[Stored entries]
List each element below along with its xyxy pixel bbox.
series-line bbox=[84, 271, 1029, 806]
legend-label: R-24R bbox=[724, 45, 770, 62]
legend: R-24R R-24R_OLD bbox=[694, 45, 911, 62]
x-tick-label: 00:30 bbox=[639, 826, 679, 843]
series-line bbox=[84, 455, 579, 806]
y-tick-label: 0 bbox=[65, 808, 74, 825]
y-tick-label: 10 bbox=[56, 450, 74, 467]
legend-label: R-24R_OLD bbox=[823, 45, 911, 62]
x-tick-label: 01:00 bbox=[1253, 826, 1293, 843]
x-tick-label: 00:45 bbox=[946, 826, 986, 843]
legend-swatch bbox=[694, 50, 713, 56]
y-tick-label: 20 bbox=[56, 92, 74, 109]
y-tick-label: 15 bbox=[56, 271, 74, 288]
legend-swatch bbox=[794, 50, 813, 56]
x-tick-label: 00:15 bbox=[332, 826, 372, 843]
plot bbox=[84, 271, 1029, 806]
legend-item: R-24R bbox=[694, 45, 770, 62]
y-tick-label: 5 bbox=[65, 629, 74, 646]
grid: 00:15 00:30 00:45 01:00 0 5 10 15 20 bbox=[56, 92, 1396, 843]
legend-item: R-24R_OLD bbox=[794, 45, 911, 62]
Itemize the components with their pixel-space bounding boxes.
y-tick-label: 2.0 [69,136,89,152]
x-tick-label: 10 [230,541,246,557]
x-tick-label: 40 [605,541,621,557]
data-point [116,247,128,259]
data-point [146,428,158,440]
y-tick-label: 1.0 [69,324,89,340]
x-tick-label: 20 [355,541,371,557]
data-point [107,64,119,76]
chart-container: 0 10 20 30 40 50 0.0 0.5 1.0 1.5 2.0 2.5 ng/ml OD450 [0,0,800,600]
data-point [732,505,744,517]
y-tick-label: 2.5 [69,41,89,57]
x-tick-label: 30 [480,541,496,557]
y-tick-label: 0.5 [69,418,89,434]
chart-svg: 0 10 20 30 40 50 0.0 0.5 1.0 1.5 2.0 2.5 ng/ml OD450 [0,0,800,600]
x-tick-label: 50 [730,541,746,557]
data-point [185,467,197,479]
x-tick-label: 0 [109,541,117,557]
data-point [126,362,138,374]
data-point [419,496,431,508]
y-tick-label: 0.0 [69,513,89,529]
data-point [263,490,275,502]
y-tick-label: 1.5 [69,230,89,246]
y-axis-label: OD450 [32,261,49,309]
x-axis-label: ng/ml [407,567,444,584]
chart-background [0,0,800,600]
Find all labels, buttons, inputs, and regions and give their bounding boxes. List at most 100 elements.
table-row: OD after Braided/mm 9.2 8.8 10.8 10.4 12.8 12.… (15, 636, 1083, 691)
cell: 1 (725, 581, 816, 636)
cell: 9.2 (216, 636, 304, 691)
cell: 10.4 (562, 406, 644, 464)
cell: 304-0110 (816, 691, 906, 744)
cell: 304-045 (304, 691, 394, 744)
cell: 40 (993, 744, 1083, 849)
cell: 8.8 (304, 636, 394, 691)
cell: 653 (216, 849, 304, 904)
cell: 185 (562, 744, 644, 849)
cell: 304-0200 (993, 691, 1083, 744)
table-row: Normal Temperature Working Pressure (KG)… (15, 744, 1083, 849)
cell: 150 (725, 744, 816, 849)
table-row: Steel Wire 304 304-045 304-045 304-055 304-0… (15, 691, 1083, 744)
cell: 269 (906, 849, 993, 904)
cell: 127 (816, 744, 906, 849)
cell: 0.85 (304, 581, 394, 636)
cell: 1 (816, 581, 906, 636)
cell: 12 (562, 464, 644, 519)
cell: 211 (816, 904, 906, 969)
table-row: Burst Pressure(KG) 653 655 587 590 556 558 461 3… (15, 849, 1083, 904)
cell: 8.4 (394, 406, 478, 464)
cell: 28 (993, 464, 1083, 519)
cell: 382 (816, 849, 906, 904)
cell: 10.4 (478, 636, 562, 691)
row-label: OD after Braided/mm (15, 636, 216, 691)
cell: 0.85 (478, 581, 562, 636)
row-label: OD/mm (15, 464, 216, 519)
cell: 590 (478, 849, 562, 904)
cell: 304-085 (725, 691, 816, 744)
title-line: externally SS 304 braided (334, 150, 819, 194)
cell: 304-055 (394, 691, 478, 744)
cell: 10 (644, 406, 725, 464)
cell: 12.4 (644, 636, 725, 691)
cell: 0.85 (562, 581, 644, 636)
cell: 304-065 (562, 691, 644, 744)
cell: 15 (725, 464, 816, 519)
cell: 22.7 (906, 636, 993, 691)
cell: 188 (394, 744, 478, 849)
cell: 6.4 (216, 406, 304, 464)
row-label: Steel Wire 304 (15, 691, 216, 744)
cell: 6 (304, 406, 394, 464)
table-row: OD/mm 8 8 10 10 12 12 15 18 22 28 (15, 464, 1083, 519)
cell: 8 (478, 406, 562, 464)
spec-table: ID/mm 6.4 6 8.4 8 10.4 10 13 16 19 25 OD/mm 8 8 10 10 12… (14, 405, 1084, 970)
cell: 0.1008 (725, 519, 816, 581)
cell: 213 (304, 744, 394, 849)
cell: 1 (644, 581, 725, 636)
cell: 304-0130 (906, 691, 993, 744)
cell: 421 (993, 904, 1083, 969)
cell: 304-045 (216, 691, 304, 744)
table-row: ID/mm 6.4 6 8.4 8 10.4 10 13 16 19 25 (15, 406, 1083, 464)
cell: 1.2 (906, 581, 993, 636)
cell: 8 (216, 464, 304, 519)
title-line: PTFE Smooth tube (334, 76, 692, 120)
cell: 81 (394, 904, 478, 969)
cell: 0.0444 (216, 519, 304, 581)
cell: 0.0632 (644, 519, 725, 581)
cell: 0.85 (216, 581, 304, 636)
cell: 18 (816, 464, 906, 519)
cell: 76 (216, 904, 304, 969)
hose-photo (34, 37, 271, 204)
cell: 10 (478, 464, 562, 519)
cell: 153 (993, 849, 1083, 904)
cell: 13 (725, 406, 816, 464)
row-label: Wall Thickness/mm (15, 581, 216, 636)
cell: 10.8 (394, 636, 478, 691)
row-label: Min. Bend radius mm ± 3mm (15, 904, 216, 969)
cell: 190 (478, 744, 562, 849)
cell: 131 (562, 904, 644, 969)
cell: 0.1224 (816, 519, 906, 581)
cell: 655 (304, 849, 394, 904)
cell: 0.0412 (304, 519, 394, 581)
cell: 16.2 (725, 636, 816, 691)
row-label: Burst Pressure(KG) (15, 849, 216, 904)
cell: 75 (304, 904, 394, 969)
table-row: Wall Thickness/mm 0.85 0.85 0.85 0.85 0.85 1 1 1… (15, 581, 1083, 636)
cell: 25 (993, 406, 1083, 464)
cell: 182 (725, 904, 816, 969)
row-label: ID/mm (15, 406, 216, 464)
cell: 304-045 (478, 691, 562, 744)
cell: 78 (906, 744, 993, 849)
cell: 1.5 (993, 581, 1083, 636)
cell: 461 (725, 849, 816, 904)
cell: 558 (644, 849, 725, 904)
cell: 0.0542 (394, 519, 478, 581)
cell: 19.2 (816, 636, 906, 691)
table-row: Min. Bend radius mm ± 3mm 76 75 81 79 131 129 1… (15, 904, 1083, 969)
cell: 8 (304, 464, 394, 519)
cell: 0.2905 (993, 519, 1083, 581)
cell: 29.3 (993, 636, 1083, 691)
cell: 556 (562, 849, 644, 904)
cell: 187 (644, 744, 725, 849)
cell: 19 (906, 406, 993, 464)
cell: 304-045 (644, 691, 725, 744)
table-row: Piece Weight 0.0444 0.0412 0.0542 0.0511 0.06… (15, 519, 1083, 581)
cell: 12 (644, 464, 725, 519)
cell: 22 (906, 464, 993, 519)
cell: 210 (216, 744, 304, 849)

**PROBLEM DESCRIPTION**:
Output every line of the data above without a single change, from the first line to the last.

**EXPECTED OUTPUT**:
List each element below along with its xyxy pixel bbox.
series-line bbox=[84, 271, 1029, 806]
legend-label: R-24R bbox=[724, 45, 770, 62]
legend: R-24R R-24R_OLD bbox=[694, 45, 911, 62]
x-tick-label: 00:30 bbox=[639, 826, 679, 843]
series-line bbox=[84, 455, 579, 806]
y-tick-label: 0 bbox=[65, 808, 74, 825]
y-tick-label: 10 bbox=[56, 450, 74, 467]
legend-label: R-24R_OLD bbox=[823, 45, 911, 62]
x-tick-label: 01:00 bbox=[1253, 826, 1293, 843]
x-tick-label: 00:45 bbox=[946, 826, 986, 843]
legend-swatch bbox=[694, 50, 713, 56]
y-tick-label: 20 bbox=[56, 92, 74, 109]
y-tick-label: 15 bbox=[56, 271, 74, 288]
legend-swatch bbox=[794, 50, 813, 56]
x-tick-label: 00:15 bbox=[332, 826, 372, 843]
plot bbox=[84, 271, 1029, 806]
legend-item: R-24R bbox=[694, 45, 770, 62]
y-tick-label: 5 bbox=[65, 629, 74, 646]
grid: 00:15 00:30 00:45 01:00 0 5 10 15 20 bbox=[56, 92, 1396, 843]
legend-item: R-24R_OLD bbox=[794, 45, 911, 62]
Itemize the components with their pixel-space bounding boxes.
y-tick-label: 2.0 [69,136,89,152]
x-tick-label: 10 [230,541,246,557]
x-tick-label: 40 [605,541,621,557]
data-point [116,247,128,259]
data-point [146,428,158,440]
y-tick-label: 1.0 [69,324,89,340]
x-tick-label: 20 [355,541,371,557]
data-point [107,64,119,76]
chart-container: 0 10 20 30 40 50 0.0 0.5 1.0 1.5 2.0 2.5 ng/ml OD450 [0,0,800,600]
data-point [732,505,744,517]
y-tick-label: 2.5 [69,41,89,57]
x-tick-label: 30 [480,541,496,557]
y-tick-label: 0.5 [69,418,89,434]
chart-svg: 0 10 20 30 40 50 0.0 0.5 1.0 1.5 2.0 2.5 ng/ml OD450 [0,0,800,600]
x-tick-label: 50 [730,541,746,557]
data-point [185,467,197,479]
x-tick-label: 0 [109,541,117,557]
data-point [126,362,138,374]
data-point [419,496,431,508]
y-tick-label: 0.0 [69,513,89,529]
data-point [263,490,275,502]
y-tick-label: 1.5 [69,230,89,246]
y-axis-label: OD450 [32,261,49,309]
x-axis-label: ng/ml [407,567,444,584]
chart-background [0,0,800,600]
Find all labels, buttons, inputs, and regions and give their bounding boxes. List at most 100 elements.
table-row: OD after Braided/mm 9.2 8.8 10.8 10.4 12.8 12.… (15, 636, 1083, 691)
cell: 1 (725, 581, 816, 636)
cell: 9.2 (216, 636, 304, 691)
cell: 10.4 (562, 406, 644, 464)
cell: 304-0110 (816, 691, 906, 744)
cell: 304-045 (304, 691, 394, 744)
cell: 40 (993, 744, 1083, 849)
cell: 8.8 (304, 636, 394, 691)
cell: 653 (216, 849, 304, 904)
cell: 185 (562, 744, 644, 849)
cell: 304-0200 (993, 691, 1083, 744)
table-row: Normal Temperature Working Pressure (KG)… (15, 744, 1083, 849)
cell: 150 (725, 744, 816, 849)
table-row: Steel Wire 304 304-045 304-045 304-055 304-0… (15, 691, 1083, 744)
cell: 269 (906, 849, 993, 904)
cell: 127 (816, 744, 906, 849)
cell: 0.85 (304, 581, 394, 636)
cell: 1 (816, 581, 906, 636)
cell: 12 (562, 464, 644, 519)
cell: 211 (816, 904, 906, 969)
table-row: Burst Pressure(KG) 653 655 587 590 556 558 461 3… (15, 849, 1083, 904)
cell: 8.4 (394, 406, 478, 464)
cell: 28 (993, 464, 1083, 519)
cell: 382 (816, 849, 906, 904)
cell: 10.4 (478, 636, 562, 691)
row-label: OD after Braided/mm (15, 636, 216, 691)
cell: 0.85 (478, 581, 562, 636)
row-label: OD/mm (15, 464, 216, 519)
cell: 590 (478, 849, 562, 904)
cell: 304-085 (725, 691, 816, 744)
title-line: externally SS 304 braided (334, 150, 819, 194)
cell: 304-055 (394, 691, 478, 744)
cell: 10 (644, 406, 725, 464)
cell: 12.4 (644, 636, 725, 691)
cell: 0.85 (562, 581, 644, 636)
cell: 304-065 (562, 691, 644, 744)
cell: 15 (725, 464, 816, 519)
cell: 22.7 (906, 636, 993, 691)
cell: 188 (394, 744, 478, 849)
cell: 6.4 (216, 406, 304, 464)
row-label: Steel Wire 304 (15, 691, 216, 744)
cell: 6 (304, 406, 394, 464)
table-row: OD/mm 8 8 10 10 12 12 15 18 22 28 (15, 464, 1083, 519)
cell: 8 (478, 406, 562, 464)
spec-table: ID/mm 6.4 6 8.4 8 10.4 10 13 16 19 25 OD/mm 8 8 10 10 12… (14, 405, 1084, 970)
cell: 0.1008 (725, 519, 816, 581)
cell: 213 (304, 744, 394, 849)
cell: 1 (644, 581, 725, 636)
cell: 304-0130 (906, 691, 993, 744)
cell: 421 (993, 904, 1083, 969)
cell: 304-045 (216, 691, 304, 744)
table-row: ID/mm 6.4 6 8.4 8 10.4 10 13 16 19 25 (15, 406, 1083, 464)
cell: 1.2 (906, 581, 993, 636)
cell: 8 (216, 464, 304, 519)
title-line: PTFE Smooth tube (334, 76, 692, 120)
cell: 81 (394, 904, 478, 969)
cell: 0.0444 (216, 519, 304, 581)
cell: 0.0632 (644, 519, 725, 581)
cell: 0.85 (216, 581, 304, 636)
cell: 18 (816, 464, 906, 519)
cell: 76 (216, 904, 304, 969)
hose-photo (34, 37, 271, 204)
cell: 10 (478, 464, 562, 519)
cell: 153 (993, 849, 1083, 904)
cell: 13 (725, 406, 816, 464)
row-label: Wall Thickness/mm (15, 581, 216, 636)
cell: 10.8 (394, 636, 478, 691)
row-label: Min. Bend radius mm ± 3mm (15, 904, 216, 969)
cell: 190 (478, 744, 562, 849)
cell: 131 (562, 904, 644, 969)
cell: 0.1224 (816, 519, 906, 581)
cell: 655 (304, 849, 394, 904)
cell: 0.0412 (304, 519, 394, 581)
cell: 16.2 (725, 636, 816, 691)
row-label: Burst Pressure(KG) (15, 849, 216, 904)
cell: 75 (304, 904, 394, 969)
table-row: Wall Thickness/mm 0.85 0.85 0.85 0.85 0.85 1 1 1… (15, 581, 1083, 636)
cell: 25 (993, 406, 1083, 464)
cell: 182 (725, 904, 816, 969)
row-label: ID/mm (15, 406, 216, 464)
cell: 304-045 (478, 691, 562, 744)
cell: 78 (906, 744, 993, 849)
cell: 1.5 (993, 581, 1083, 636)
cell: 461 (725, 849, 816, 904)
cell: 558 (644, 849, 725, 904)
cell: 0.0542 (394, 519, 478, 581)
cell: 19.2 (816, 636, 906, 691)
table-row: Min. Bend radius mm ± 3mm 76 75 81 79 131 129 1… (15, 904, 1083, 969)
cell: 8 (304, 464, 394, 519)
cell: 0.2905 (993, 519, 1083, 581)
cell: 29.3 (993, 636, 1083, 691)
cell: 556 (562, 849, 644, 904)
cell: 187 (644, 744, 725, 849)
cell: 19 (906, 406, 993, 464)
cell: 304-045 (644, 691, 725, 744)
table-row: Piece Weight 0.0444 0.0412 0.0542 0.0511 0.06… (15, 519, 1083, 581)
cell: 12 (644, 464, 725, 519)
cell: 22 (906, 464, 993, 519)
cell: 210 (216, 744, 304, 849)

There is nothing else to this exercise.